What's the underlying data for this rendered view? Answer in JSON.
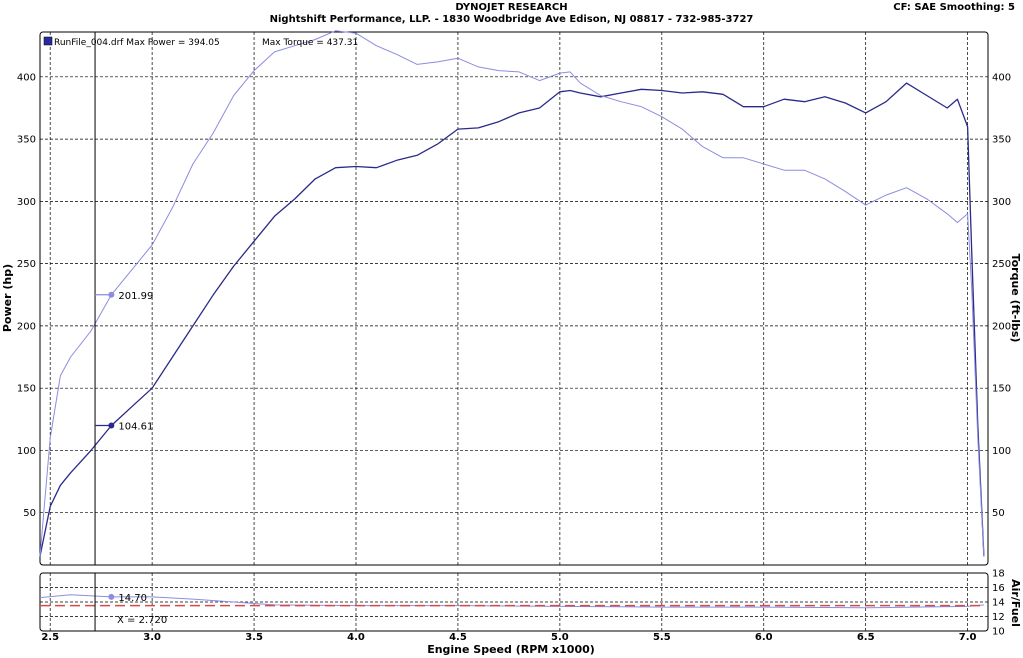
{
  "header": {
    "title": "DYNOJET RESEARCH",
    "subtitle": "Nightshift Performance, LLP. - 1830 Woodbridge Ave Edison, NJ 08817 - 732-985-3727",
    "settings": "CF: SAE  Smoothing: 5"
  },
  "legend": {
    "run_label": "RunFile_004.drf Max Power = 394.05",
    "torque_label": "Max Torque = 437.31"
  },
  "cursor": {
    "x_value": 2.72,
    "x_label": "X = 2.720",
    "power_readout": "104.61",
    "torque_readout": "201.99",
    "afr_readout": "14.70"
  },
  "colors": {
    "power": "#2a2a8a",
    "torque": "#8c8ce0",
    "afr": "#8c8ce0",
    "afr_target": "#d84a4a",
    "grid": "#000000"
  },
  "chart_data": [
    {
      "type": "line",
      "xlabel": "Engine Speed (RPM x1000)",
      "ylabel": "Power (hp)",
      "y2label": "Torque (ft-lbs)",
      "xlim": [
        2.45,
        7.1
      ],
      "ylim": [
        8,
        436
      ],
      "y2lim": [
        8,
        436
      ],
      "xticks": [
        2.5,
        3.0,
        3.5,
        4.0,
        4.5,
        5.0,
        5.5,
        6.0,
        6.5,
        7.0
      ],
      "xtick_labels": [
        "2.5",
        "3.0",
        "3.5",
        "4.0",
        "4.5",
        "5.0",
        "5.5",
        "6.0",
        "6.5",
        "7.0"
      ],
      "yticks": [
        50,
        100,
        150,
        200,
        250,
        300,
        350,
        400
      ],
      "ytick_labels": [
        "50",
        "100",
        "150",
        "200",
        "250",
        "300",
        "350",
        "400"
      ],
      "grid": true,
      "series": [
        {
          "name": "Power",
          "axis": "left",
          "color": "#2a2a8a",
          "x": [
            2.45,
            2.5,
            2.55,
            2.6,
            2.7,
            2.8,
            2.9,
            3.0,
            3.1,
            3.2,
            3.3,
            3.4,
            3.5,
            3.6,
            3.7,
            3.8,
            3.9,
            4.0,
            4.1,
            4.2,
            4.3,
            4.4,
            4.5,
            4.6,
            4.7,
            4.8,
            4.9,
            5.0,
            5.05,
            5.1,
            5.2,
            5.3,
            5.4,
            5.5,
            5.6,
            5.7,
            5.8,
            5.9,
            6.0,
            6.1,
            6.2,
            6.3,
            6.4,
            6.5,
            6.6,
            6.7,
            6.8,
            6.9,
            6.95,
            7.0,
            7.02,
            7.05,
            7.08
          ],
          "y": [
            15,
            55,
            72,
            82,
            100,
            120,
            135,
            150,
            175,
            200,
            225,
            248,
            268,
            288,
            302,
            318,
            327,
            328,
            327,
            333,
            337,
            346,
            358,
            359,
            364,
            371,
            375,
            388,
            389,
            387,
            384,
            387,
            390,
            389,
            387,
            388,
            386,
            376,
            376,
            382,
            380,
            384,
            379,
            371,
            380,
            395,
            385,
            375,
            382,
            360,
            260,
            120,
            15
          ]
        },
        {
          "name": "Torque",
          "axis": "right",
          "color": "#8c8ce0",
          "x": [
            2.45,
            2.5,
            2.55,
            2.6,
            2.7,
            2.8,
            2.9,
            3.0,
            3.1,
            3.2,
            3.3,
            3.4,
            3.5,
            3.6,
            3.7,
            3.8,
            3.9,
            4.0,
            4.1,
            4.2,
            4.3,
            4.4,
            4.5,
            4.6,
            4.7,
            4.8,
            4.9,
            5.0,
            5.05,
            5.1,
            5.2,
            5.3,
            5.4,
            5.5,
            5.6,
            5.7,
            5.8,
            5.9,
            6.0,
            6.1,
            6.2,
            6.3,
            6.4,
            6.5,
            6.6,
            6.7,
            6.8,
            6.9,
            6.95,
            7.0,
            7.02,
            7.05,
            7.08
          ],
          "y": [
            15,
            110,
            160,
            175,
            196,
            225,
            245,
            265,
            295,
            330,
            355,
            385,
            405,
            420,
            425,
            430,
            437,
            435,
            425,
            418,
            410,
            412,
            415,
            408,
            405,
            404,
            397,
            403,
            404,
            395,
            385,
            380,
            376,
            368,
            358,
            344,
            335,
            335,
            330,
            325,
            325,
            318,
            308,
            297,
            305,
            311,
            302,
            290,
            283,
            290,
            230,
            110,
            15
          ]
        }
      ]
    },
    {
      "type": "line",
      "xlabel": "Engine Speed (RPM x1000)",
      "ylabel": "Air/Fuel",
      "xlim": [
        2.45,
        7.1
      ],
      "ylim": [
        10,
        18
      ],
      "yticks": [
        10,
        12,
        14,
        16,
        18
      ],
      "ytick_labels": [
        "10",
        "12",
        "14",
        "16",
        "18"
      ],
      "grid": true,
      "series": [
        {
          "name": "Air/Fuel",
          "color": "#8c8ce0",
          "x": [
            2.45,
            2.6,
            2.8,
            3.0,
            3.2,
            3.4,
            3.6,
            4.0,
            4.5,
            5.0,
            5.5,
            6.0,
            6.5,
            7.0,
            7.08
          ],
          "y": [
            14.6,
            15.0,
            14.7,
            14.7,
            14.4,
            14.0,
            13.6,
            13.5,
            13.5,
            13.4,
            13.3,
            13.3,
            13.2,
            13.4,
            13.6
          ]
        },
        {
          "name": "Target",
          "color": "#d84a4a",
          "dashed": true,
          "x": [
            2.45,
            7.08
          ],
          "y": [
            13.5,
            13.5
          ]
        }
      ]
    }
  ]
}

# Do this
Without the pictures, restate all the entries above exactly.

# Answer to the task
What's the underlying data for this rendered view? Answer in JSON.
{
  "header": {
    "title": "DYNOJET RESEARCH",
    "subtitle": "Nightshift Performance, LLP. - 1830 Woodbridge Ave Edison, NJ 08817 - 732-985-3727",
    "settings": "CF: SAE  Smoothing: 5"
  },
  "legend": {
    "run_label": "RunFile_004.drf Max Power = 394.05",
    "torque_label": "Max Torque = 437.31"
  },
  "cursor": {
    "x_value": 2.72,
    "x_label": "X = 2.720",
    "power_readout": "104.61",
    "torque_readout": "201.99",
    "afr_readout": "14.70"
  },
  "colors": {
    "power": "#2a2a8a",
    "torque": "#8c8ce0",
    "afr": "#8c8ce0",
    "afr_target": "#d84a4a",
    "grid": "#000000"
  },
  "chart_data": [
    {
      "type": "line",
      "xlabel": "Engine Speed (RPM x1000)",
      "ylabel": "Power (hp)",
      "y2label": "Torque (ft-lbs)",
      "xlim": [
        2.45,
        7.1
      ],
      "ylim": [
        8,
        436
      ],
      "y2lim": [
        8,
        436
      ],
      "xticks": [
        2.5,
        3.0,
        3.5,
        4.0,
        4.5,
        5.0,
        5.5,
        6.0,
        6.5,
        7.0
      ],
      "xtick_labels": [
        "2.5",
        "3.0",
        "3.5",
        "4.0",
        "4.5",
        "5.0",
        "5.5",
        "6.0",
        "6.5",
        "7.0"
      ],
      "yticks": [
        50,
        100,
        150,
        200,
        250,
        300,
        350,
        400
      ],
      "ytick_labels": [
        "50",
        "100",
        "150",
        "200",
        "250",
        "300",
        "350",
        "400"
      ],
      "grid": true,
      "series": [
        {
          "name": "Power",
          "axis": "left",
          "color": "#2a2a8a",
          "x": [
            2.45,
            2.5,
            2.55,
            2.6,
            2.7,
            2.8,
            2.9,
            3.0,
            3.1,
            3.2,
            3.3,
            3.4,
            3.5,
            3.6,
            3.7,
            3.8,
            3.9,
            4.0,
            4.1,
            4.2,
            4.3,
            4.4,
            4.5,
            4.6,
            4.7,
            4.8,
            4.9,
            5.0,
            5.05,
            5.1,
            5.2,
            5.3,
            5.4,
            5.5,
            5.6,
            5.7,
            5.8,
            5.9,
            6.0,
            6.1,
            6.2,
            6.3,
            6.4,
            6.5,
            6.6,
            6.7,
            6.8,
            6.9,
            6.95,
            7.0,
            7.02,
            7.05,
            7.08
          ],
          "y": [
            15,
            55,
            72,
            82,
            100,
            120,
            135,
            150,
            175,
            200,
            225,
            248,
            268,
            288,
            302,
            318,
            327,
            328,
            327,
            333,
            337,
            346,
            358,
            359,
            364,
            371,
            375,
            388,
            389,
            387,
            384,
            387,
            390,
            389,
            387,
            388,
            386,
            376,
            376,
            382,
            380,
            384,
            379,
            371,
            380,
            395,
            385,
            375,
            382,
            360,
            260,
            120,
            15
          ]
        },
        {
          "name": "Torque",
          "axis": "right",
          "color": "#8c8ce0",
          "x": [
            2.45,
            2.5,
            2.55,
            2.6,
            2.7,
            2.8,
            2.9,
            3.0,
            3.1,
            3.2,
            3.3,
            3.4,
            3.5,
            3.6,
            3.7,
            3.8,
            3.9,
            4.0,
            4.1,
            4.2,
            4.3,
            4.4,
            4.5,
            4.6,
            4.7,
            4.8,
            4.9,
            5.0,
            5.05,
            5.1,
            5.2,
            5.3,
            5.4,
            5.5,
            5.6,
            5.7,
            5.8,
            5.9,
            6.0,
            6.1,
            6.2,
            6.3,
            6.4,
            6.5,
            6.6,
            6.7,
            6.8,
            6.9,
            6.95,
            7.0,
            7.02,
            7.05,
            7.08
          ],
          "y": [
            15,
            110,
            160,
            175,
            196,
            225,
            245,
            265,
            295,
            330,
            355,
            385,
            405,
            420,
            425,
            430,
            437,
            435,
            425,
            418,
            410,
            412,
            415,
            408,
            405,
            404,
            397,
            403,
            404,
            395,
            385,
            380,
            376,
            368,
            358,
            344,
            335,
            335,
            330,
            325,
            325,
            318,
            308,
            297,
            305,
            311,
            302,
            290,
            283,
            290,
            230,
            110,
            15
          ]
        }
      ]
    },
    {
      "type": "line",
      "xlabel": "Engine Speed (RPM x1000)",
      "ylabel": "Air/Fuel",
      "xlim": [
        2.45,
        7.1
      ],
      "ylim": [
        10,
        18
      ],
      "yticks": [
        10,
        12,
        14,
        16,
        18
      ],
      "ytick_labels": [
        "10",
        "12",
        "14",
        "16",
        "18"
      ],
      "grid": true,
      "series": [
        {
          "name": "Air/Fuel",
          "color": "#8c8ce0",
          "x": [
            2.45,
            2.6,
            2.8,
            3.0,
            3.2,
            3.4,
            3.6,
            4.0,
            4.5,
            5.0,
            5.5,
            6.0,
            6.5,
            7.0,
            7.08
          ],
          "y": [
            14.6,
            15.0,
            14.7,
            14.7,
            14.4,
            14.0,
            13.6,
            13.5,
            13.5,
            13.4,
            13.3,
            13.3,
            13.2,
            13.4,
            13.6
          ]
        },
        {
          "name": "Target",
          "color": "#d84a4a",
          "dashed": true,
          "x": [
            2.45,
            7.08
          ],
          "y": [
            13.5,
            13.5
          ]
        }
      ]
    }
  ]
}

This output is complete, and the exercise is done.